What is asked. Repeat every record below exactly, omitting any pictures.

Dataset records
▶

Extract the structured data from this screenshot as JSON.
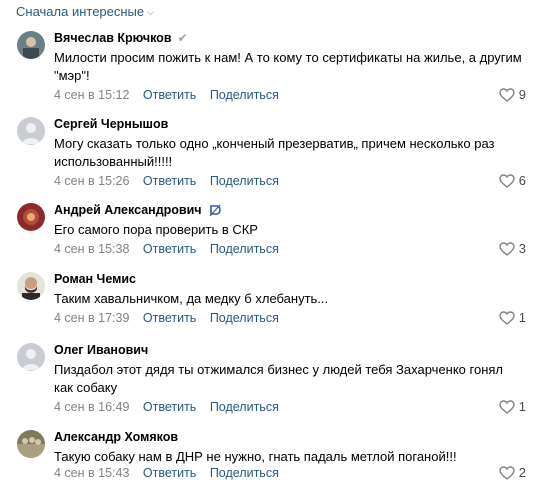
{
  "sort": {
    "label": "Сначала интересные"
  },
  "comments": [
    {
      "author": "Вячеслав Крючков",
      "text": "Милости просим пожить к нам! А то кому то сертификаты на жилье, а другим \"мэр\"!",
      "date": "4 сен в 15:12",
      "reply": "Ответить",
      "share": "Поделиться",
      "likes": "9",
      "avatar_color": "#6b7f86"
    },
    {
      "author": "Сергей Чернышов",
      "text": "Могу сказать только одно „конченый презерватив„ причем несколько раз использованный!!!!!",
      "date": "4 сен в 15:26",
      "reply": "Ответить",
      "share": "Поделиться",
      "likes": "6",
      "avatar_color": "#c9cdd3"
    },
    {
      "author": "Андрей Александрович",
      "text": "Его самого пора проверить в СКР",
      "date": "4 сен в 15:38",
      "reply": "Ответить",
      "share": "Поделиться",
      "likes": "3",
      "avatar_color": "#8b2a2a"
    },
    {
      "author": "Роман Чемис",
      "text": "Таким хавальничком, да медку б хлебануть...",
      "date": "4 сен в 17:39",
      "reply": "Ответить",
      "share": "Поделиться",
      "likes": "1",
      "avatar_color": "#4a4038"
    },
    {
      "author": "Олег Иванович",
      "text": "Пиздабол этот дядя ты отжимался бизнес у людей тебя Захарченко гонял как собаку",
      "date": "4 сен в 16:49",
      "reply": "Ответить",
      "share": "Поделиться",
      "likes": "1",
      "avatar_color": "#c9cdd3"
    },
    {
      "author": "Александр Хомяков",
      "text": "Такую собаку нам в ДНР не нужно, гнать падаль метлой поганой!!!",
      "date": "4 сен в 15:43",
      "reply": "Ответить",
      "share": "Поделиться",
      "likes": "2",
      "avatar_color": "#7d7a5e"
    }
  ]
}
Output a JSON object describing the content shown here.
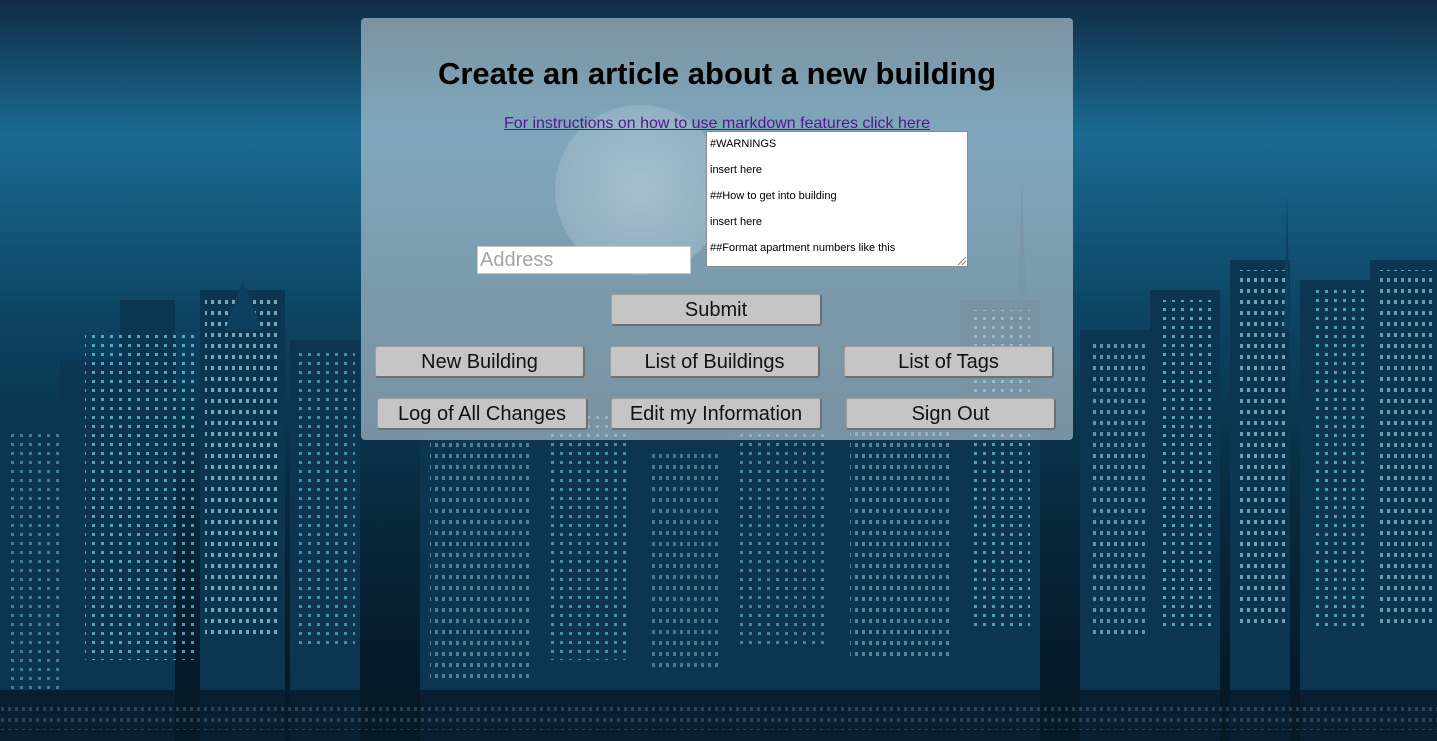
{
  "page": {
    "title": "Create an article about a new building",
    "instructions_link": "For instructions on how to use markdown features click here"
  },
  "form": {
    "address_placeholder": "Address",
    "editor_lines": [
      "#WARNINGS",
      "insert here",
      "##How to get into building",
      "insert here",
      "##Format apartment numbers like this"
    ],
    "submit_label": "Submit"
  },
  "nav": {
    "new_building": "New Building",
    "list_buildings": "List of Buildings",
    "list_tags": "List of Tags",
    "log_changes": "Log of All Changes",
    "edit_info": "Edit my Information",
    "sign_out": "Sign Out"
  },
  "colors": {
    "panel": "#becdd6",
    "button": "#c5c5c5",
    "link": "#52198b"
  }
}
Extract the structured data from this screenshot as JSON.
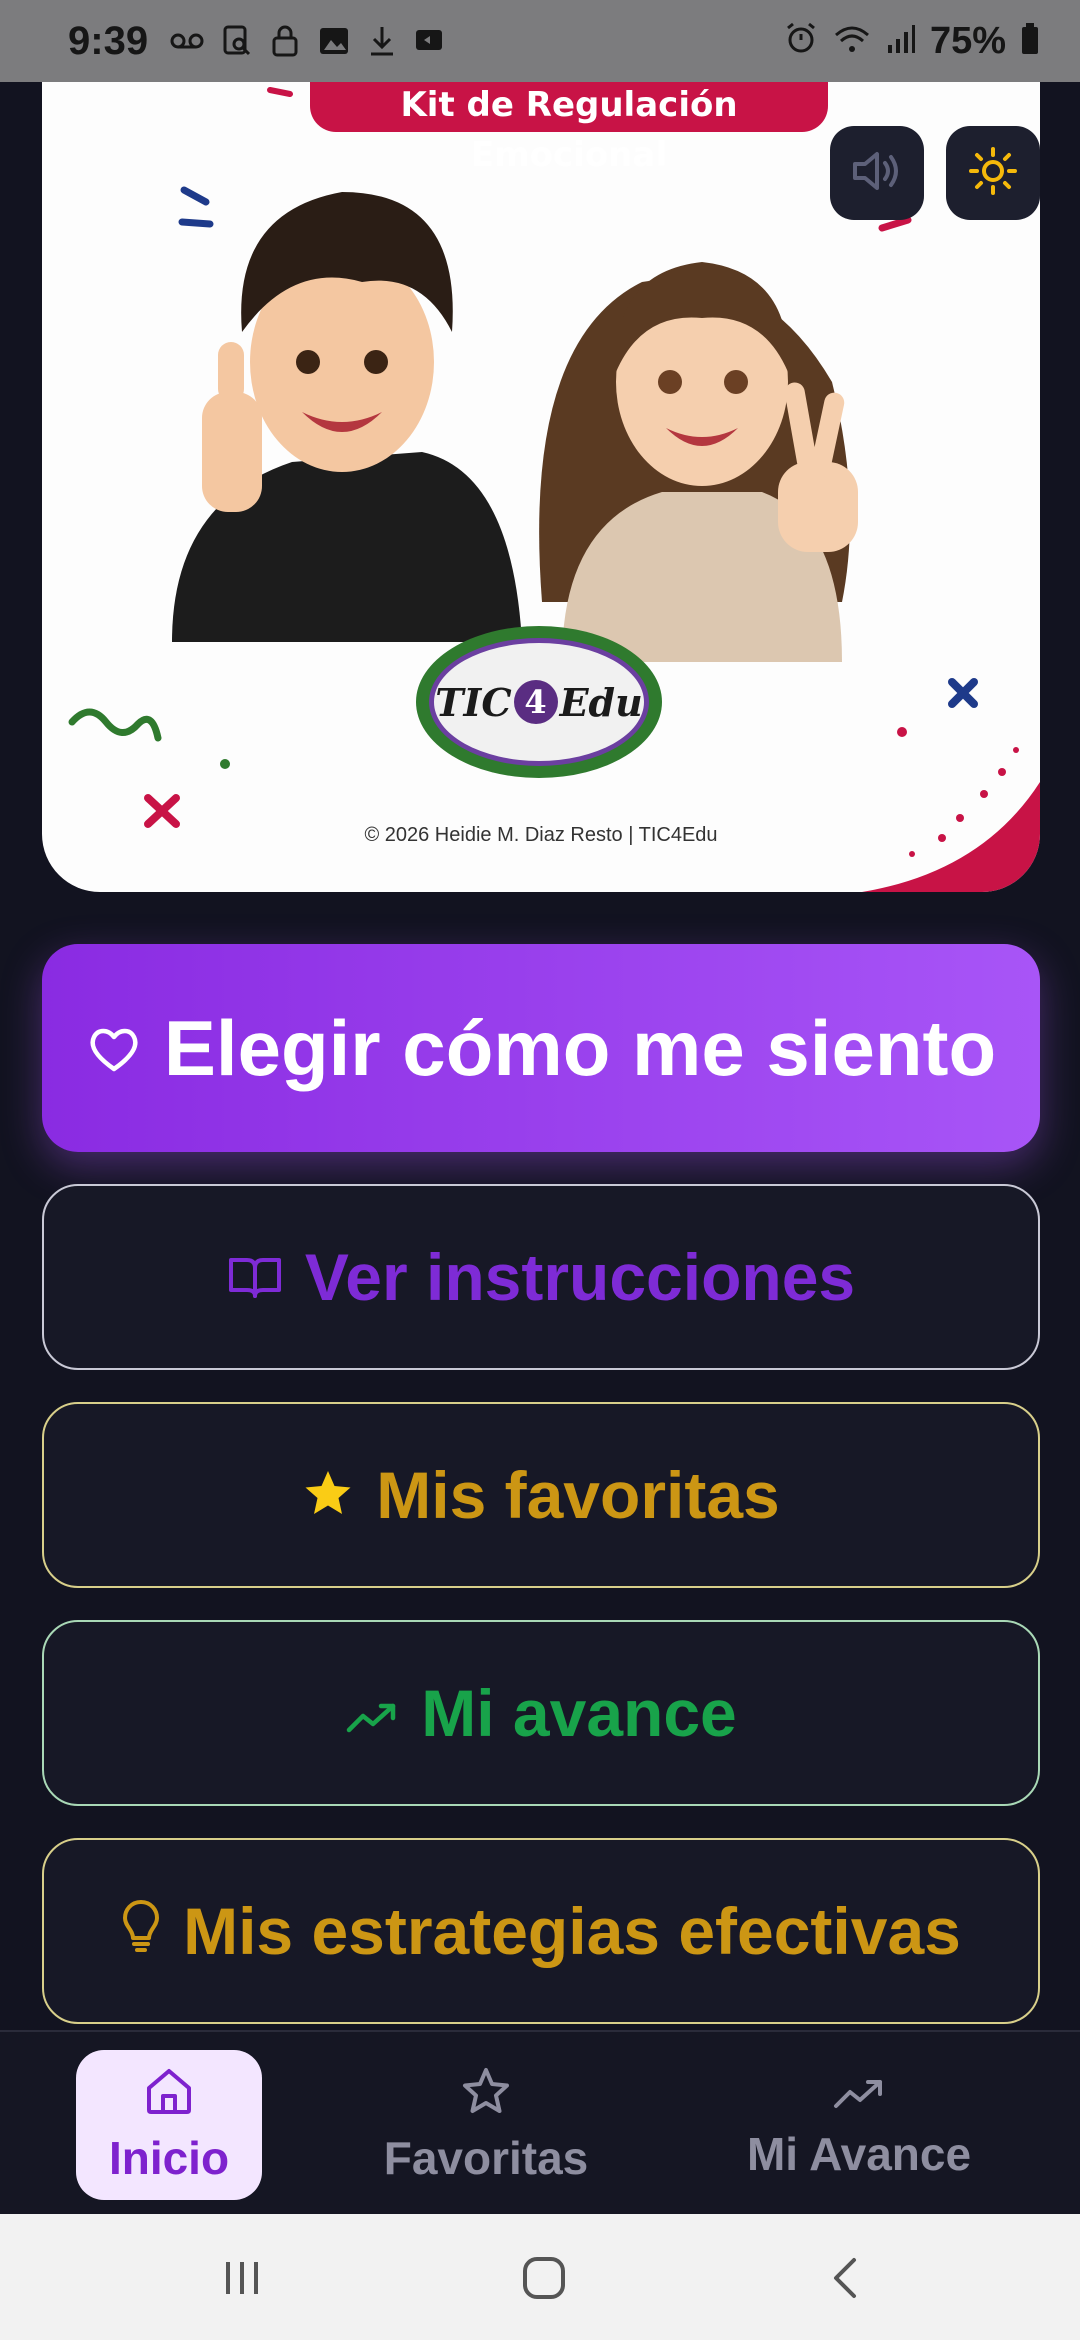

◀

The completed task.
Extract the structured data from this screenshot as JSON.
{
  "sort": {
    "label": "Сначала интересные"
  },
  "comments": [
    {
      "author": "Вячеслав Крючков",
      "text": "Милости просим пожить к нам! А то кому то сертификаты на жилье, а другим \"мэр\"!",
      "date": "4 сен в 15:12",
      "reply": "Ответить",
      "share": "Поделиться",
      "likes": "9",
      "avatar_color": "#6b7f86"
    },
    {
      "author": "Сергей Чернышов",
      "text": "Могу сказать только одно „конченый презерватив„ причем несколько раз использованный!!!!!",
      "date": "4 сен в 15:26",
      "reply": "Ответить",
      "share": "Поделиться",
      "likes": "6",
      "avatar_color": "#c9cdd3"
    },
    {
      "author": "Андрей Александрович",
      "text": "Его самого пора проверить в СКР",
      "date": "4 сен в 15:38",
      "reply": "Ответить",
      "share": "Поделиться",
      "likes": "3",
      "avatar_color": "#8b2a2a"
    },
    {
      "author": "Роман Чемис",
      "text": "Таким хавальничком, да медку б хлебануть...",
      "date": "4 сен в 17:39",
      "reply": "Ответить",
      "share": "Поделиться",
      "likes": "1",
      "avatar_color": "#4a4038"
    },
    {
      "author": "Олег Иванович",
      "text": "Пиздабол этот дядя ты отжимался бизнес у людей тебя Захарченко гонял как собаку",
      "date": "4 сен в 16:49",
      "reply": "Ответить",
      "share": "Поделиться",
      "likes": "1",
      "avatar_color": "#c9cdd3"
    },
    {
      "author": "Александр Хомяков",
      "text": "Такую собаку нам в ДНР не нужно, гнать падаль метлой поганой!!!",
      "date": "4 сен в 15:43",
      "reply": "Ответить",
      "share": "Поделиться",
      "likes": "2",
      "avatar_color": "#7d7a5e"
    }
  ]
}
Output a JSON object describing the content shown here.
{
  "page": {
    "title": "Create an article about a new building",
    "instructions_link": "For instructions on how to use markdown features click here"
  },
  "form": {
    "address_placeholder": "Address",
    "editor_lines": [
      "#WARNINGS",
      "insert here",
      "##How to get into building",
      "insert here",
      "##Format apartment numbers like this"
    ],
    "submit_label": "Submit"
  },
  "nav": {
    "new_building": "New Building",
    "list_buildings": "List of Buildings",
    "list_tags": "List of Tags",
    "log_changes": "Log of All Changes",
    "edit_info": "Edit my Information",
    "sign_out": "Sign Out"
  },
  "colors": {
    "panel": "#becdd6",
    "button": "#c5c5c5",
    "link": "#52198b"
  }
}
Extract the structured data from this screenshot as JSON.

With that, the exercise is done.